=== AUFGABE ===
Setze den Reisebericht über die Fahrt von Cafayate nach San Salvador de Jujuy im Anschluss an seinen letzten Satz fort.

Da es heute mit einer Weintour leider nichts wird, nehme ich ab Cafayate nochmals 5 km Schotter- und Sandpiste auf mich und fahre zur Finca Las Nubes. Das ist ein kleines Weingut, etwas außerhalb der Stadt. Es liegt etwas höher, sodaß man einen schönen Blick auf die Weinberge und die Stadt Cafayate hat. Ein Bekannter hat es mir empfohlen. Leider kann ich den Wein nicht probieren, denn ich bin mit dem Zweirad unterwegs. Den aber soll es auch in der Stadt geben, sagt man mir. Tolle Finca, tolles Anwesen und Ambient. Und gut essen kann man hier auch. Am Spätnachmittag bin ich dann wieder zurück in Cafayate und mache mich gleich daran, den Deckel der Werkzeugkiste zu befestigen.

Freitag, 08.12.2023 - Von Cafayate nach San Salvador de Jujuy (km 20698)

Heute muß ich 300 Kilometer machen und nochmals in Salta zum Geldwechseln anhalten. Also um 6 Uhr bei Sonnenaufgang aufstehen, packen und nach ner Tasse Kaffee nix wie weg. Die Strecke, diesselbe ich vorgestern hierhergefahren bin, fahre ich jetzt wieder zurück. kD. h. wieder durch das Tal mit den skurilen, farbenprächtigen Bergformationen. Die leuchten heute früh durch die aufgehende Sonne feuerrot. Ich muß immer wieder mal anhalten, staunen und Fotos machen. Auch ein Hirte mit seiner Ziegenherde ist um diese Zeit auf der Straße unterwegs. Nach einem Tankstopp mit Frühstück erreiche ich Salta gegen Mittag. Hier ist heute die Hölle los. Denn es ist Feiertag in Argentinien. Also schnell wieder raus aus der Stadt auf die Routa Nacional 9 (RN9) und immer weiter Richtung Norden nach San Salvador de Jujuy. Denn dort will ich mich morgen mit Johann und dessen Zahnarzt zur Weiterfahrt treffen. Die RN9 ist hier eine sehr schmale, aber gut asphaltierte Straße. Sie führt alsbald in dschungelbewachsene Berge und hunderten von engen Kurven und Kehren wieder ins Tal - endlich mla ein paar Kurven fahren!

=== GEGEBENE INFORMATIONEN ===
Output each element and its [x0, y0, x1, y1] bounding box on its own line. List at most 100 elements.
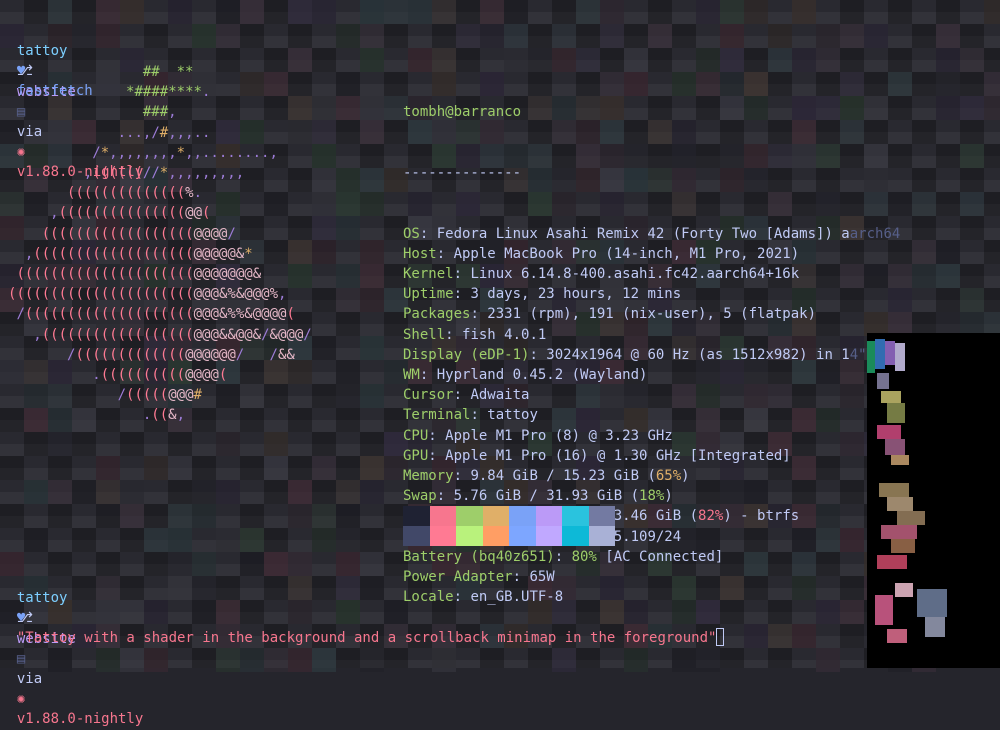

=== LÖSUNG ===
Wieder im Tal angekommen, mache ich Mittagspause am See "Embalse Las Maderas". An dessen Ufer befinden sich mehrere Restaurants mit Terasse und Seeblick. Von hier bis Jujuy sind es nur 30 Kilometer zum Tagesendziel. Als Unterkunft habe ich mir die Bleibe "Motoposada" ausgesucht, denn das soll eine Bikerunterkunft sein. Auf dem Vordach thront unübersehbar ein alter, verrosteter Chopper mit Totenkopf anstatt Scheinwerfer. Eine Klingel gibt's auch nicht. Aber einen Metallhebel mit dem man laut klopfen kann - ich klopfe laut. Aber außer ein paar wütende Hunde scheine ich niemanden geweckt zu haben. Durch ein kleines, offenes Fenster in der Türe kann man hineinschauen. Der Anblick ist doch etwas ungewöhnlich, denn der große Raum ist wohl Museum, Wohnzimmer und Werkstatt zugleich. Überall wurden alte Motorräder und Motorradutensilien platziert. In der Mitte befindet siche ein großer Tisch, daneben ein Flachbildferseher. Und ganz vorne links steht ein BMW-Motorrad mit deutschem Kennzeichen! Da war wohl schon einer vor mir da. Weiteres Klopfen und Rufen nützt nichts und erzürnt die Hunde nur noch mehr. Anfangs hatten sie nur gekläfft, jetzt geifern sie mir schon zu und lassen die Zähne fletschen. Also mache ich mich auf und fahre ein paar Kilometer weiter zur nächsten Tankstelle, setze mich in den Shop und trinke erstmal einen Kaffee.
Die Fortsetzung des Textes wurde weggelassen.